**SHORT PROBLEM**
Give the count of lines that include the string "this". Add nothing to it.

★ ★ ★ ★

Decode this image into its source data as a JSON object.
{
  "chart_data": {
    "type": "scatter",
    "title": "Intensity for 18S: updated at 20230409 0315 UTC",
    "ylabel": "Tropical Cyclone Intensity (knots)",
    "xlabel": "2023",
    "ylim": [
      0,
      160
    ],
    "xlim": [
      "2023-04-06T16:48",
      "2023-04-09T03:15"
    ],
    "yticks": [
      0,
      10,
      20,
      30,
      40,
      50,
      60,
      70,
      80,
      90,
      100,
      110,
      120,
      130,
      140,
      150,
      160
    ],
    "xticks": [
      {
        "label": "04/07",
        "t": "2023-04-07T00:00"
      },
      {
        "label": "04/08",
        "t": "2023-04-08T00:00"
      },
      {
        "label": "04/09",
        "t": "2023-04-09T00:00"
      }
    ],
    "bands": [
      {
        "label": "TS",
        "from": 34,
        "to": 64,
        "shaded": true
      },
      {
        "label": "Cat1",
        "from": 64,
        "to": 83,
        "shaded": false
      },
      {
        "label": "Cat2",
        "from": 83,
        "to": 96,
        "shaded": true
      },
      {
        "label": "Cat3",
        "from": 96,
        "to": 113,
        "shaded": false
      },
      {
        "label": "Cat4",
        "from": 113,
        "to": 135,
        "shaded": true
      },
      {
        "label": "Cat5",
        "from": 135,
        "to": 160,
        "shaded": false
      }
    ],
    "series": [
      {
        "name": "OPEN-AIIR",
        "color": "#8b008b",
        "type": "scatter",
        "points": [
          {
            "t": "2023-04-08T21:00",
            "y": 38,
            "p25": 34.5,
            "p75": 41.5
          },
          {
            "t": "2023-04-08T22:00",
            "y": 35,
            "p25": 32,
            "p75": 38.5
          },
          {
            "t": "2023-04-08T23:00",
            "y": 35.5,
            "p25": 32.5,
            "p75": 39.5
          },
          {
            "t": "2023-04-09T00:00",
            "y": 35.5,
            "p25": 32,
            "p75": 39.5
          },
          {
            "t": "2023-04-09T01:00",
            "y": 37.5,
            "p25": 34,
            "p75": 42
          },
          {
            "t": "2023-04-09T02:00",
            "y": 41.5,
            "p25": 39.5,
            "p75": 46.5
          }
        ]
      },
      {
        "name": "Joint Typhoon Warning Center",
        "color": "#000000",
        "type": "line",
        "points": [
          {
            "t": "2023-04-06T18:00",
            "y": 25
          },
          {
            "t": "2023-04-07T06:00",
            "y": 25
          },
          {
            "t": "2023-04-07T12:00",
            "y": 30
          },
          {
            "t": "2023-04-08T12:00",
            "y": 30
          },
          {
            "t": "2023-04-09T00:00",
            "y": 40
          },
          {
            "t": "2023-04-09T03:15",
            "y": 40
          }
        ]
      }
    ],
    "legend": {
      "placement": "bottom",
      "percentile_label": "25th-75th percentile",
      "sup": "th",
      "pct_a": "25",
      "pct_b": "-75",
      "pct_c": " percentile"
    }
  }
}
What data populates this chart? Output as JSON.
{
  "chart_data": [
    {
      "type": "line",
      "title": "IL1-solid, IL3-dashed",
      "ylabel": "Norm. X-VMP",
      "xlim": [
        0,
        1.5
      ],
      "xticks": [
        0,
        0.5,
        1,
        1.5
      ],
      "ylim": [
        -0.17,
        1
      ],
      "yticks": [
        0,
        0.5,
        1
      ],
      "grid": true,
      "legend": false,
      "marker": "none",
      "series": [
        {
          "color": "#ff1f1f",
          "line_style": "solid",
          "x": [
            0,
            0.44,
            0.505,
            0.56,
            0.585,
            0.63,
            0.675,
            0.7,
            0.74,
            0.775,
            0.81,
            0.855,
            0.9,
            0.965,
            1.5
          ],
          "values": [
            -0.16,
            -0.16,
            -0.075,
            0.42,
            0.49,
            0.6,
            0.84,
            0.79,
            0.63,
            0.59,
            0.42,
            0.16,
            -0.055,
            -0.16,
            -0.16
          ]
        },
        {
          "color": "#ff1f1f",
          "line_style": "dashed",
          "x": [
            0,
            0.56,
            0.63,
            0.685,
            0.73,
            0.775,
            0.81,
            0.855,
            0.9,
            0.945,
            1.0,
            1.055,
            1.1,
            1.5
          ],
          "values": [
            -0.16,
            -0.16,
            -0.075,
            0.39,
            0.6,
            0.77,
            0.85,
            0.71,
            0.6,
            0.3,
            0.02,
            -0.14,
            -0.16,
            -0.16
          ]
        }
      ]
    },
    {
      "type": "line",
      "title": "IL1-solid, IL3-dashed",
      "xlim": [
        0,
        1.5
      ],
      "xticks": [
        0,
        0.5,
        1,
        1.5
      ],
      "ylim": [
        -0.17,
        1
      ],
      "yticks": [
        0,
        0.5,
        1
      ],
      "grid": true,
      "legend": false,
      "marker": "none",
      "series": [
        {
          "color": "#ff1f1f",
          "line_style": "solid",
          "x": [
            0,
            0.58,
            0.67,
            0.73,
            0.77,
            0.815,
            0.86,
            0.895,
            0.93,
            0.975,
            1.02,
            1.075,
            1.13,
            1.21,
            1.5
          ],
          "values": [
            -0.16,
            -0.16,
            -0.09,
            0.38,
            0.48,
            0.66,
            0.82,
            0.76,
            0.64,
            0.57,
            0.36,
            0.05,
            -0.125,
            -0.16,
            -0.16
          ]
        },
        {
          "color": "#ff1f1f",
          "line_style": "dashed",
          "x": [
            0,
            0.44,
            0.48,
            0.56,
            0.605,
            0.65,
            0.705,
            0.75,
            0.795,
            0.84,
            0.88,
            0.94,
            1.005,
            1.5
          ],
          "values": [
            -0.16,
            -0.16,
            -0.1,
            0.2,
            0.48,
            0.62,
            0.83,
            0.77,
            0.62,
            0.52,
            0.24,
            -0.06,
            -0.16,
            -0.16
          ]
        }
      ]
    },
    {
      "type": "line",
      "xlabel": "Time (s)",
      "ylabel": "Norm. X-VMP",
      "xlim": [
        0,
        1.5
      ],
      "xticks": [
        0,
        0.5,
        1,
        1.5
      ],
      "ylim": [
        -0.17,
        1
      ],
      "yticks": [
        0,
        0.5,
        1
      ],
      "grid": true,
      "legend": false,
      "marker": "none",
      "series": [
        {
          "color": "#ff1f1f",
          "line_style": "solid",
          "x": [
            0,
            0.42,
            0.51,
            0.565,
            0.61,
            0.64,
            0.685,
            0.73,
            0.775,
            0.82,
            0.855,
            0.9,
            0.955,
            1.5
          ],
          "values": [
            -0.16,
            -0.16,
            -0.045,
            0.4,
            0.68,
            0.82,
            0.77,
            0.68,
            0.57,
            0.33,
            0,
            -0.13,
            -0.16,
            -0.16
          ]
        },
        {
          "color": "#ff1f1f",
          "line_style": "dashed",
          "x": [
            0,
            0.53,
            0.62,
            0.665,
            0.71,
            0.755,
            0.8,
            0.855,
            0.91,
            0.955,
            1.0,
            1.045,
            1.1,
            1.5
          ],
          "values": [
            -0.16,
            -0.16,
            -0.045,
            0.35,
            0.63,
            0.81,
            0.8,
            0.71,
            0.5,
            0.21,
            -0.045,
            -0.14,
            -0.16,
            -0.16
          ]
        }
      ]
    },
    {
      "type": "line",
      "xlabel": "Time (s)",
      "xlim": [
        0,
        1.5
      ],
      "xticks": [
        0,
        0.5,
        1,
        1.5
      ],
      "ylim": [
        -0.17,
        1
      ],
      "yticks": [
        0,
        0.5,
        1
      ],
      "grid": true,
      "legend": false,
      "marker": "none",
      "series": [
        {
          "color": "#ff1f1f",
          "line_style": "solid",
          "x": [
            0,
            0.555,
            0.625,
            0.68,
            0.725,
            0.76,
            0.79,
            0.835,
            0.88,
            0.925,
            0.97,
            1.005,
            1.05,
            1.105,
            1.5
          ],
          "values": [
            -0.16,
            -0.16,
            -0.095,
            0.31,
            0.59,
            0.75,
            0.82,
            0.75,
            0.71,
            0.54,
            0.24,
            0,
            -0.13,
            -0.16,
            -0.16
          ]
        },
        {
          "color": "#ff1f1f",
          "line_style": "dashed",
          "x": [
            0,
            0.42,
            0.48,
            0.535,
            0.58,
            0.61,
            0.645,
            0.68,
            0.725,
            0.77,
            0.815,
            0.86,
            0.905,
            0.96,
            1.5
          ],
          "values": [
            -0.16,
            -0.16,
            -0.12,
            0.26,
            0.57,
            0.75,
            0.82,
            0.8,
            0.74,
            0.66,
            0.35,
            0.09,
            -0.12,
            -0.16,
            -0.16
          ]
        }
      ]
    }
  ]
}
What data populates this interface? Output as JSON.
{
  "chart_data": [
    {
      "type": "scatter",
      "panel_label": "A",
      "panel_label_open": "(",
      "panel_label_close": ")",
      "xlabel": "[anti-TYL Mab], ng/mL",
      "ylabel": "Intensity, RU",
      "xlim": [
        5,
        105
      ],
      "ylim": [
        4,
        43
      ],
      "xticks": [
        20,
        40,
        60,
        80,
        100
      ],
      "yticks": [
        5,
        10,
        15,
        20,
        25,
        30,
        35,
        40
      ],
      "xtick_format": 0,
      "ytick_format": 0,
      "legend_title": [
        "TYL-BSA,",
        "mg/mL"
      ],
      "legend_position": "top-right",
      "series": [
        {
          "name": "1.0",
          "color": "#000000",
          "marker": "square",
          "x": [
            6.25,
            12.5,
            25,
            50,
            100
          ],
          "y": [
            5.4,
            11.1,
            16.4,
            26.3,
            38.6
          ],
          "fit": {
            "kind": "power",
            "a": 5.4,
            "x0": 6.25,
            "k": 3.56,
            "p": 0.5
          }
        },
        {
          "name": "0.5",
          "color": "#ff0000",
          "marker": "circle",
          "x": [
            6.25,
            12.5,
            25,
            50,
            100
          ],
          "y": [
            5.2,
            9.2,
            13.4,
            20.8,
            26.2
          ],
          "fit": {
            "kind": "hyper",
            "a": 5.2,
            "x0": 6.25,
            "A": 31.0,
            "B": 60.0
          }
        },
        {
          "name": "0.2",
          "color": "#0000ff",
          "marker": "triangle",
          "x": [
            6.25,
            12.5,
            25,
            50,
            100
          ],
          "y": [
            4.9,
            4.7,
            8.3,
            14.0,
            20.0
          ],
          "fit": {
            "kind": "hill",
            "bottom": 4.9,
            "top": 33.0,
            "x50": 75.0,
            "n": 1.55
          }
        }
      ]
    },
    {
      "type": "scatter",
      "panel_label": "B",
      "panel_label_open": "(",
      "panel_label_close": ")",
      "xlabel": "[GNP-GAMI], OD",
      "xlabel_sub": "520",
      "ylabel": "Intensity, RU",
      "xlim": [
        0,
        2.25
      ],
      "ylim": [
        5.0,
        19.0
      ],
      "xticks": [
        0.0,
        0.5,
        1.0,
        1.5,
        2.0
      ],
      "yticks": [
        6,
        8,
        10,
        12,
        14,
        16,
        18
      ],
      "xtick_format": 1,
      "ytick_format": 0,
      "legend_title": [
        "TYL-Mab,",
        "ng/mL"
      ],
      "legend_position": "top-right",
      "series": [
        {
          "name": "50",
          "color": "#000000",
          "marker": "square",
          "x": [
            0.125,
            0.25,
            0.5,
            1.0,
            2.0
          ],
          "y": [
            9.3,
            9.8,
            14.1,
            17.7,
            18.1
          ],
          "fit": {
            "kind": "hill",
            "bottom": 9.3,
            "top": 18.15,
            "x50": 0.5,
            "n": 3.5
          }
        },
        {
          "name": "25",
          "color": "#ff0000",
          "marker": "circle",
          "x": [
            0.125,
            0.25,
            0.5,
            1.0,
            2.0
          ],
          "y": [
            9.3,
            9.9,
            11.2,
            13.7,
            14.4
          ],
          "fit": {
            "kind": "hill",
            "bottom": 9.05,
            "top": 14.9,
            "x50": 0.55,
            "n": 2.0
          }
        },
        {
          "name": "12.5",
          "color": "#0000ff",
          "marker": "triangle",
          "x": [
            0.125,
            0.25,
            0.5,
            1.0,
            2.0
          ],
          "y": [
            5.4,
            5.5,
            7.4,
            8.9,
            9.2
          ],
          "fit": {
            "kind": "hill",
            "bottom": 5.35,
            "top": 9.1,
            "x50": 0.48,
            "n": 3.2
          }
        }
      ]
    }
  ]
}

★ ★ ★ ★

**CORRECT ANSWER**
3